>> start RECORDS PROVIDED

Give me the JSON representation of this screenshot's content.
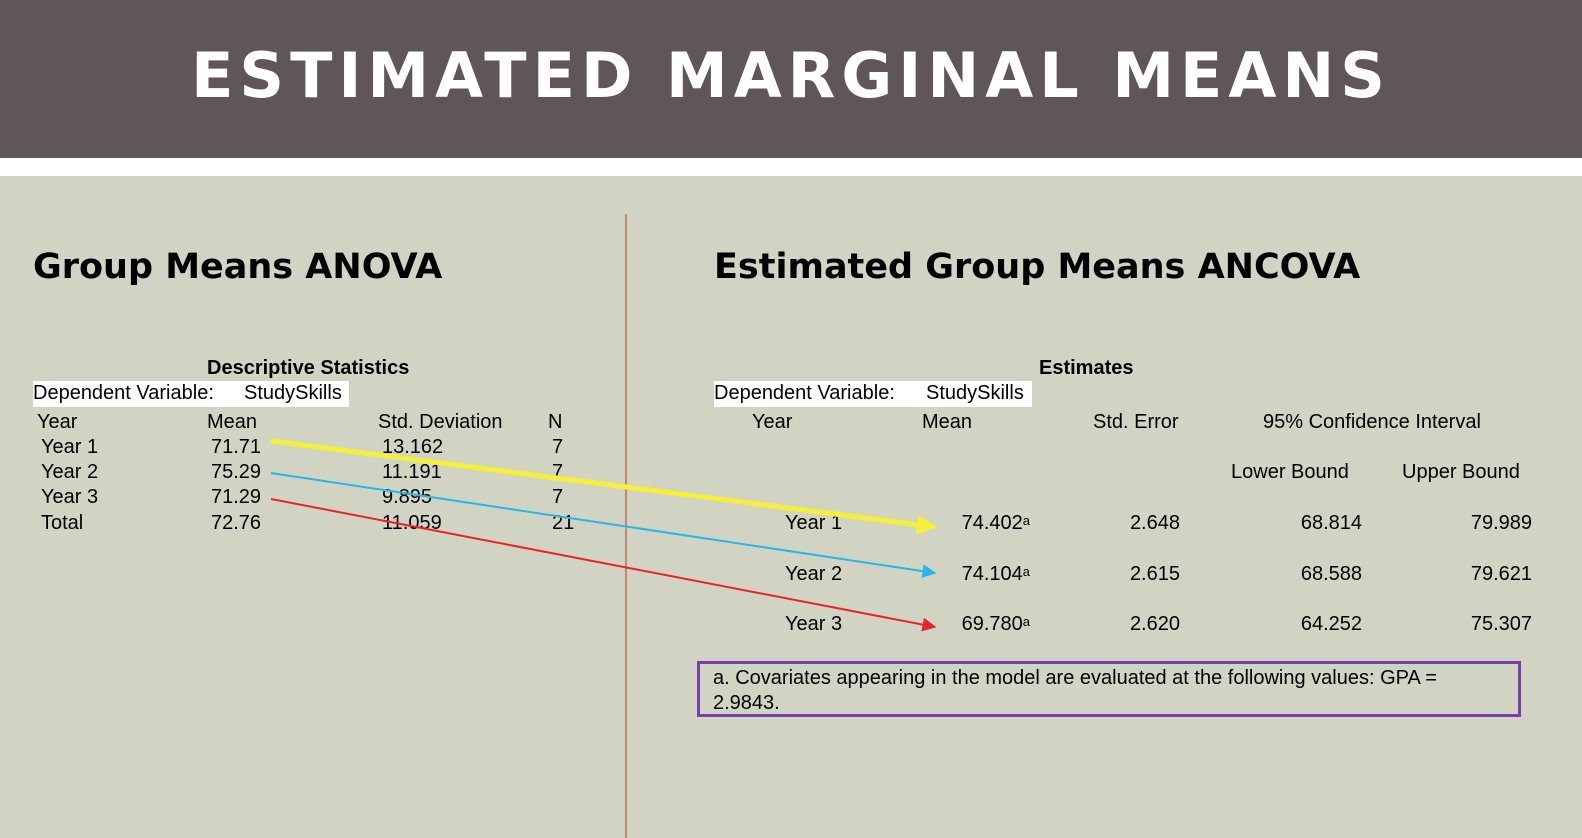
{
  "slide": {
    "title": "ESTIMATED MARGINAL MEANS",
    "colors": {
      "banner": "#5f5659",
      "background": "#d2d4c3",
      "divider": "#c9826f",
      "footnote_border": "#7a3fa6"
    }
  },
  "left": {
    "heading": "Group Means ANOVA",
    "table_title": "Descriptive Statistics",
    "dv_label": "Dependent Variable:",
    "dv_value": "StudySkills",
    "columns": [
      "Year",
      "Mean",
      "Std. Deviation",
      "N"
    ],
    "rows": [
      {
        "year": "Year 1",
        "mean": "71.71",
        "sd": "13.162",
        "n": "7"
      },
      {
        "year": "Year 2",
        "mean": "75.29",
        "sd": "11.191",
        "n": "7"
      },
      {
        "year": "Year 3",
        "mean": "71.29",
        "sd": "9.895",
        "n": "7"
      },
      {
        "year": "Total",
        "mean": "72.76",
        "sd": "11.059",
        "n": "21"
      }
    ]
  },
  "right": {
    "heading": "Estimated Group Means ANCOVA",
    "table_title": "Estimates",
    "dv_label": "Dependent Variable:",
    "dv_value": "StudySkills",
    "columns": [
      "Year",
      "Mean",
      "Std. Error",
      "95% Confidence Interval"
    ],
    "subcolumns": [
      "Lower Bound",
      "Upper Bound"
    ],
    "rows": [
      {
        "year": "Year 1",
        "mean": "74.402",
        "sup": "a",
        "se": "2.648",
        "lower": "68.814",
        "upper": "79.989"
      },
      {
        "year": "Year 2",
        "mean": "74.104",
        "sup": "a",
        "se": "2.615",
        "lower": "68.588",
        "upper": "79.621"
      },
      {
        "year": "Year 3",
        "mean": "69.780",
        "sup": "a",
        "se": "2.620",
        "lower": "64.252",
        "upper": "75.307"
      }
    ],
    "footnote": "a. Covariates appearing in the model are evaluated at the following values: GPA = 2.9843."
  },
  "arrows": [
    {
      "from": "Year 1",
      "color": "#f5f03a"
    },
    {
      "from": "Year 2",
      "color": "#29b6e8"
    },
    {
      "from": "Year 3",
      "color": "#e8232a"
    }
  ]
}
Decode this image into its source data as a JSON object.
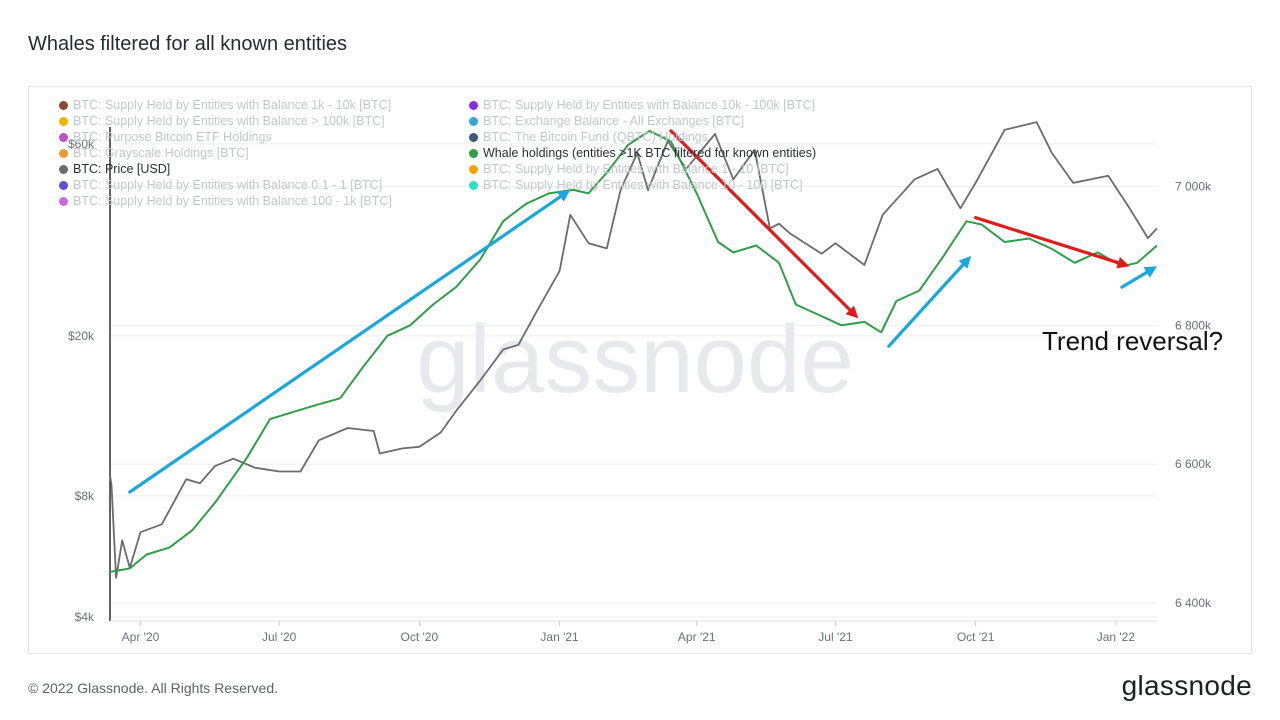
{
  "header": {
    "title": "Whales filtered for all known entities"
  },
  "footer": {
    "copyright": "© 2022 Glassnode. All Rights Reserved.",
    "logo": "glassnode"
  },
  "watermark": "glassnode",
  "annotation": {
    "text": "Trend reversal?"
  },
  "colors": {
    "price": "#6b6b6b",
    "whale": "#2e9e47",
    "arrow_blue": "#1aa6de",
    "arrow_red": "#e01b1b",
    "grid": "#eceef1",
    "axis_text": "#6b7079"
  },
  "legend": {
    "left": [
      {
        "label": "BTC: Supply Held by Entities with Balance 1k - 10k [BTC]",
        "color": "#8b4a2b",
        "active": false
      },
      {
        "label": "BTC: Supply Held by Entities with Balance > 100k [BTC]",
        "color": "#f2b300",
        "active": false
      },
      {
        "label": "BTC: Purpose Bitcoin ETF Holdings",
        "color": "#c04fc7",
        "active": false
      },
      {
        "label": "BTC: Grayscale Holdings [BTC]",
        "color": "#f0982b",
        "active": false
      },
      {
        "label": "BTC: Price [USD]",
        "color": "#6b6b6b",
        "active": true
      },
      {
        "label": "BTC: Supply Held by Entities with Balance 0.1 - 1 [BTC]",
        "color": "#5a4fdb",
        "active": false
      },
      {
        "label": "BTC: Supply Held by Entities with Balance 100 - 1k [BTC]",
        "color": "#c86ad9",
        "active": false
      }
    ],
    "right": [
      {
        "label": "BTC: Supply Held by Entities with Balance 10k - 100k [BTC]",
        "color": "#8a2be2",
        "active": false
      },
      {
        "label": "BTC: Exchange Balance - All Exchanges [BTC]",
        "color": "#33a8d8",
        "active": false
      },
      {
        "label": "BTC: The Bitcoin Fund (QBTC) Holdings",
        "color": "#3b5b7a",
        "active": false
      },
      {
        "label": "Whale holdings (entities >1K BTC filtered for known entities)",
        "color": "#2e9e47",
        "active": true
      },
      {
        "label": "BTC: Supply Held by Entities with Balance 1 - 10 [BTC]",
        "color": "#f2a400",
        "active": false
      },
      {
        "label": "BTC: Supply Held by Entities with Balance 10 - 100 [BTC]",
        "color": "#2be0c8",
        "active": false
      }
    ]
  },
  "chart_data": {
    "type": "line",
    "x_ticks": [
      {
        "date": "2020-04-01",
        "label": "Apr '20"
      },
      {
        "date": "2020-07-01",
        "label": "Jul '20"
      },
      {
        "date": "2020-10-01",
        "label": "Oct '20"
      },
      {
        "date": "2021-01-01",
        "label": "Jan '21"
      },
      {
        "date": "2021-04-01",
        "label": "Apr '21"
      },
      {
        "date": "2021-07-01",
        "label": "Jul '21"
      },
      {
        "date": "2021-10-01",
        "label": "Oct '21"
      },
      {
        "date": "2022-01-01",
        "label": "Jan '22"
      }
    ],
    "x_range": [
      "2020-03-12",
      "2022-01-28"
    ],
    "y_left": {
      "scale": "log",
      "range": [
        4000,
        70000
      ],
      "ticks": [
        {
          "value": 4000,
          "label": "$4k"
        },
        {
          "value": 8000,
          "label": "$8k"
        },
        {
          "value": 20000,
          "label": "$20k"
        },
        {
          "value": 60000,
          "label": "$60k"
        }
      ]
    },
    "y_right": {
      "scale": "linear",
      "range": [
        6380000,
        7100000
      ],
      "ticks": [
        {
          "value": 6400000,
          "label": "6 400k"
        },
        {
          "value": 6600000,
          "label": "6 600k"
        },
        {
          "value": 6800000,
          "label": "6 800k"
        },
        {
          "value": 7000000,
          "label": "7 000k"
        }
      ]
    },
    "series": [
      {
        "name": "BTC: Price [USD]",
        "axis": "left",
        "points": [
          [
            "2020-03-12",
            9000
          ],
          [
            "2020-03-13",
            8500
          ],
          [
            "2020-03-16",
            5000
          ],
          [
            "2020-03-20",
            6200
          ],
          [
            "2020-03-25",
            5300
          ],
          [
            "2020-04-01",
            6500
          ],
          [
            "2020-04-15",
            6800
          ],
          [
            "2020-05-01",
            8800
          ],
          [
            "2020-05-10",
            8600
          ],
          [
            "2020-05-20",
            9500
          ],
          [
            "2020-06-01",
            9900
          ],
          [
            "2020-06-15",
            9400
          ],
          [
            "2020-07-01",
            9200
          ],
          [
            "2020-07-15",
            9200
          ],
          [
            "2020-07-27",
            11000
          ],
          [
            "2020-08-15",
            11800
          ],
          [
            "2020-09-01",
            11600
          ],
          [
            "2020-09-05",
            10200
          ],
          [
            "2020-09-20",
            10500
          ],
          [
            "2020-10-01",
            10600
          ],
          [
            "2020-10-15",
            11500
          ],
          [
            "2020-10-25",
            13000
          ],
          [
            "2020-11-10",
            15500
          ],
          [
            "2020-11-25",
            18500
          ],
          [
            "2020-12-05",
            19000
          ],
          [
            "2020-12-17",
            23000
          ],
          [
            "2021-01-01",
            29000
          ],
          [
            "2021-01-08",
            40000
          ],
          [
            "2021-01-20",
            34000
          ],
          [
            "2021-02-01",
            33000
          ],
          [
            "2021-02-10",
            46000
          ],
          [
            "2021-02-21",
            57000
          ],
          [
            "2021-02-28",
            46000
          ],
          [
            "2021-03-13",
            61000
          ],
          [
            "2021-03-25",
            52000
          ],
          [
            "2021-04-13",
            63500
          ],
          [
            "2021-04-25",
            49000
          ],
          [
            "2021-05-09",
            58000
          ],
          [
            "2021-05-19",
            37000
          ],
          [
            "2021-05-25",
            38000
          ],
          [
            "2021-06-01",
            36000
          ],
          [
            "2021-06-22",
            32000
          ],
          [
            "2021-07-01",
            34000
          ],
          [
            "2021-07-20",
            30000
          ],
          [
            "2021-08-01",
            40000
          ],
          [
            "2021-08-22",
            49000
          ],
          [
            "2021-09-06",
            52000
          ],
          [
            "2021-09-21",
            41500
          ],
          [
            "2021-10-01",
            48000
          ],
          [
            "2021-10-20",
            65000
          ],
          [
            "2021-11-10",
            68000
          ],
          [
            "2021-11-20",
            57000
          ],
          [
            "2021-12-04",
            48000
          ],
          [
            "2021-12-27",
            50000
          ],
          [
            "2022-01-10",
            41500
          ],
          [
            "2022-01-22",
            35000
          ],
          [
            "2022-01-28",
            37000
          ]
        ]
      },
      {
        "name": "Whale holdings (entities >1K BTC filtered for known entities)",
        "axis": "right",
        "points": [
          [
            "2020-03-12",
            6445000
          ],
          [
            "2020-03-25",
            6450000
          ],
          [
            "2020-04-05",
            6470000
          ],
          [
            "2020-04-20",
            6480000
          ],
          [
            "2020-05-05",
            6505000
          ],
          [
            "2020-05-20",
            6545000
          ],
          [
            "2020-06-10",
            6610000
          ],
          [
            "2020-06-25",
            6665000
          ],
          [
            "2020-07-10",
            6675000
          ],
          [
            "2020-07-25",
            6685000
          ],
          [
            "2020-08-10",
            6695000
          ],
          [
            "2020-08-25",
            6740000
          ],
          [
            "2020-09-10",
            6785000
          ],
          [
            "2020-09-25",
            6800000
          ],
          [
            "2020-10-10",
            6830000
          ],
          [
            "2020-10-25",
            6855000
          ],
          [
            "2020-11-10",
            6895000
          ],
          [
            "2020-11-25",
            6950000
          ],
          [
            "2020-12-10",
            6975000
          ],
          [
            "2020-12-25",
            6990000
          ],
          [
            "2021-01-10",
            6995000
          ],
          [
            "2021-01-20",
            6990000
          ],
          [
            "2021-02-01",
            7020000
          ],
          [
            "2021-02-15",
            7060000
          ],
          [
            "2021-03-01",
            7080000
          ],
          [
            "2021-03-15",
            7065000
          ],
          [
            "2021-04-01",
            6990000
          ],
          [
            "2021-04-15",
            6920000
          ],
          [
            "2021-04-25",
            6905000
          ],
          [
            "2021-05-10",
            6915000
          ],
          [
            "2021-05-25",
            6890000
          ],
          [
            "2021-06-05",
            6830000
          ],
          [
            "2021-06-20",
            6815000
          ],
          [
            "2021-07-05",
            6800000
          ],
          [
            "2021-07-20",
            6805000
          ],
          [
            "2021-07-31",
            6790000
          ],
          [
            "2021-08-10",
            6835000
          ],
          [
            "2021-08-25",
            6850000
          ],
          [
            "2021-09-10",
            6900000
          ],
          [
            "2021-09-25",
            6950000
          ],
          [
            "2021-10-05",
            6945000
          ],
          [
            "2021-10-20",
            6920000
          ],
          [
            "2021-11-05",
            6925000
          ],
          [
            "2021-11-20",
            6910000
          ],
          [
            "2021-12-05",
            6890000
          ],
          [
            "2021-12-20",
            6905000
          ],
          [
            "2022-01-05",
            6885000
          ],
          [
            "2022-01-15",
            6890000
          ],
          [
            "2022-01-28",
            6915000
          ]
        ]
      }
    ],
    "annotations": [
      {
        "type": "arrow",
        "color": "blue",
        "from": {
          "x": "2020-03-25",
          "y_right": 6560000
        },
        "to": {
          "x": "2021-01-08",
          "y_right": 6995000
        }
      },
      {
        "type": "arrow",
        "color": "red",
        "from": {
          "x": "2021-03-15",
          "y_right": 7080000
        },
        "to": {
          "x": "2021-07-16",
          "y_right": 6810000
        }
      },
      {
        "type": "arrow",
        "color": "blue",
        "from": {
          "x": "2021-08-05",
          "y_right": 6770000
        },
        "to": {
          "x": "2021-09-28",
          "y_right": 6900000
        }
      },
      {
        "type": "arrow",
        "color": "red",
        "from": {
          "x": "2021-10-01",
          "y_right": 6955000
        },
        "to": {
          "x": "2022-01-10",
          "y_right": 6885000
        }
      },
      {
        "type": "arrow",
        "color": "blue",
        "from": {
          "x": "2022-01-05",
          "y_right": 6855000
        },
        "to": {
          "x": "2022-01-28",
          "y_right": 6885000
        }
      }
    ]
  }
}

>> end RECORDS PROVIDED

_EXERCISE DETAILS_
Look for the word "known" and return every line where it occurs.

_EXERCISE RESULT_
    "title": "Whales filtered for all known entities"
        "label": "Whale holdings (entities >1K BTC filtered for known entities)",
        "name": "Whale holdings (entities >1K BTC filtered for known entities)",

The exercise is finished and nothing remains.